Written request = Write out the data below in full, unchanged, minus the images.

Saved entries:
··········
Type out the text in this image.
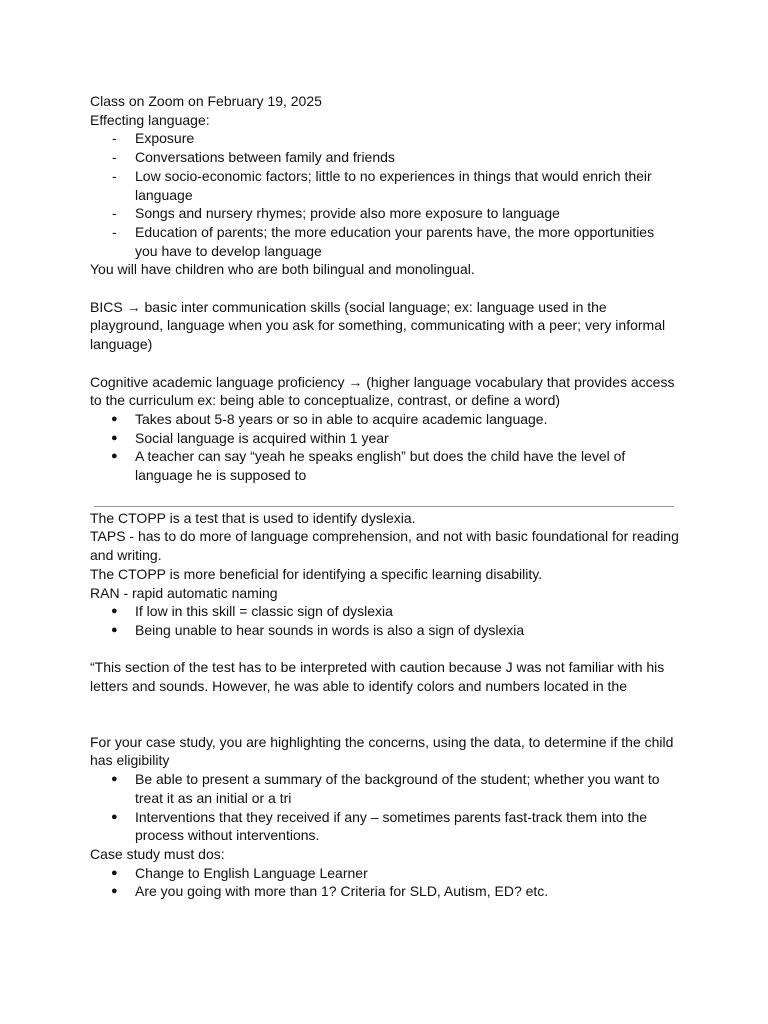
Class on Zoom on February 19, 2025

Effecting language:

- Exposure
- Conversations between family and friends
- Low socio-economic factors; little to no experiences in things that would enrich their language
- Songs and nursery rhymes; provide also more exposure to language
- Education of parents; the more education your parents have, the more opportunities you have to develop language

You will have children who are both bilingual and monolingual.

BICS → basic inter communication skills (social language; ex: language used in the playground, language when you ask for something, communicating with a peer; very informal language)

Cognitive academic language proficiency → (higher language vocabulary that provides access to the curriculum ex: being able to conceptualize, contrast, or define a word)

● Takes about 5-8 years or so in able to acquire academic language.
● Social language is acquired within 1 year
● A teacher can say “yeah he speaks english” but does the child have the level of language he is supposed to

The CTOPP is a test that is used to identify dyslexia.

TAPS - has to do more of language comprehension, and not with basic foundational for reading and writing.

The CTOPP is more beneficial for identifying a specific learning disability.

RAN - rapid automatic naming

● If low in this skill = classic sign of dyslexia
● Being unable to hear sounds in words is also a sign of dyslexia

“This section of the test has to be interpreted with caution because J was not familiar with his letters and sounds. However, he was able to identify colors and numbers located in the

For your case study, you are highlighting the concerns, using the data, to determine if the child has eligibility

● Be able to present a summary of the background of the student; whether you want to treat it as an initial or a tri
● Interventions that they received if any – sometimes parents fast-track them into the process without interventions.

Case study must dos:

● Change to English Language Learner
● Are you going with more than 1? Criteria for SLD, Autism, ED? etc.
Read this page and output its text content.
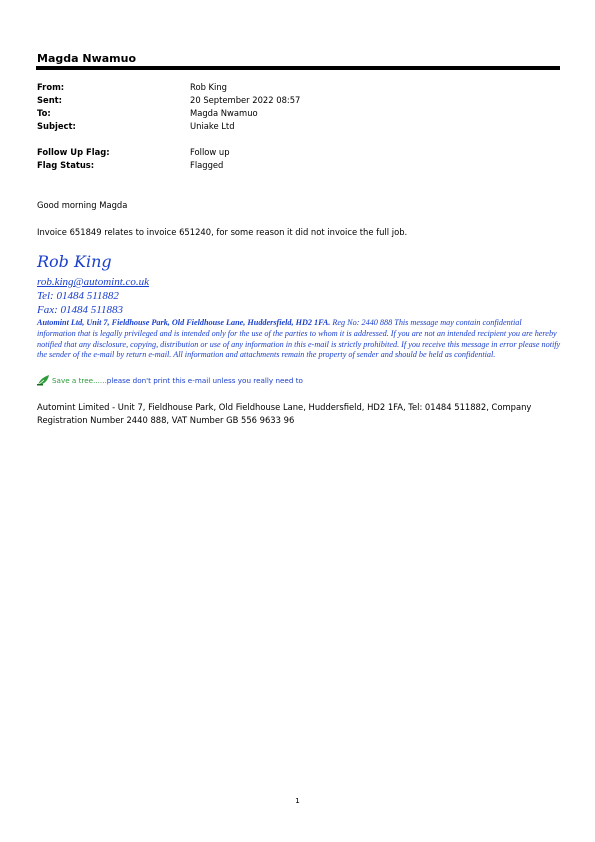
Magda Nwamuo
From:	Rob King
Sent:	20 September 2022 08:57
To:	Magda Nwamuo
Subject:	Uniake Ltd
Follow Up Flag:	Follow up
Flag Status:	Flagged
Good morning Magda
Invoice 651849 relates to invoice 651240, for some reason it did not invoice the full job.
Rob King
rob.king@automint.co.uk
Tel: 01484 511882
Fax: 01484 511883
Automint Ltd, Unit 7, Fieldhouse Park, Old Fieldhouse Lane, Huddersfield, HD2 1FA. Reg No: 2440 888 This message may contain confidential information that is legally privileged and is intended only for the use of the parties to whom it is addressed. If you are not an intended recipient you are hereby notified that any disclosure, copying, distribution or use of any information in this e-mail is strictly prohibited. If you receive this message in error please notify the sender of the e-mail by return e-mail. All information and attachments remain the property of sender and should be held as confidential.
Save a tree...... please don't print this e-mail unless you really need to
Automint Limited - Unit 7, Fieldhouse Park, Old Fieldhouse Lane, Huddersfield, HD2 1FA, Tel: 01484 511882, Company Registration Number 2440 888, VAT Number GB 556 9633 96
1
··········
Output =
Type out the text in this image.
Class on Zoom on February 19, 2025

Effecting language:

- Exposure
- Conversations between family and friends
- Low socio-economic factors; little to no experiences in things that would enrich their language
- Songs and nursery rhymes; provide also more exposure to language
- Education of parents; the more education your parents have, the more opportunities you have to develop language

You will have children who are both bilingual and monolingual.

BICS → basic inter communication skills (social language; ex: language used in the playground, language when you ask for something, communicating with a peer; very informal language)

Cognitive academic language proficiency → (higher language vocabulary that provides access to the curriculum ex: being able to conceptualize, contrast, or define a word)

● Takes about 5-8 years or so in able to acquire academic language.
● Social language is acquired within 1 year
● A teacher can say “yeah he speaks english” but does the child have the level of language he is supposed to

The CTOPP is a test that is used to identify dyslexia.

TAPS - has to do more of language comprehension, and not with basic foundational for reading and writing.

The CTOPP is more beneficial for identifying a specific learning disability.

RAN - rapid automatic naming

● If low in this skill = classic sign of dyslexia
● Being unable to hear sounds in words is also a sign of dyslexia

“This section of the test has to be interpreted with caution because J was not familiar with his letters and sounds. However, he was able to identify colors and numbers located in the

For your case study, you are highlighting the concerns, using the data, to determine if the child has eligibility

● Be able to present a summary of the background of the student; whether you want to treat it as an initial or a tri
● Interventions that they received if any – sometimes parents fast-track them into the process without interventions.

Case study must dos:

● Change to English Language Learner
● Are you going with more than 1? Criteria for SLD, Autism, ED? etc.
Read this page and output its text content.
Magda Nwamuo
From:	Rob King
Sent:	20 September 2022 08:57
To:	Magda Nwamuo
Subject:	Uniake Ltd
Follow Up Flag:	Follow up
Flag Status:	Flagged
Good morning Magda
Invoice 651849 relates to invoice 651240, for some reason it did not invoice the full job.
Rob King
rob.king@automint.co.uk
Tel: 01484 511882
Fax: 01484 511883
Automint Ltd, Unit 7, Fieldhouse Park, Old Fieldhouse Lane, Huddersfield, HD2 1FA. Reg No: 2440 888 This message may contain confidential information that is legally privileged and is intended only for the use of the parties to whom it is addressed. If you are not an intended recipient you are hereby notified that any disclosure, copying, distribution or use of any information in this e-mail is strictly prohibited. If you receive this message in error please notify the sender of the e-mail by return e-mail. All information and attachments remain the property of sender and should be held as confidential.
Save a tree...... please don't print this e-mail unless you really need to
Automint Limited - Unit 7, Fieldhouse Park, Old Fieldhouse Lane, Huddersfield, HD2 1FA, Tel: 01484 511882, Company Registration Number 2440 888, VAT Number GB 556 9633 96
1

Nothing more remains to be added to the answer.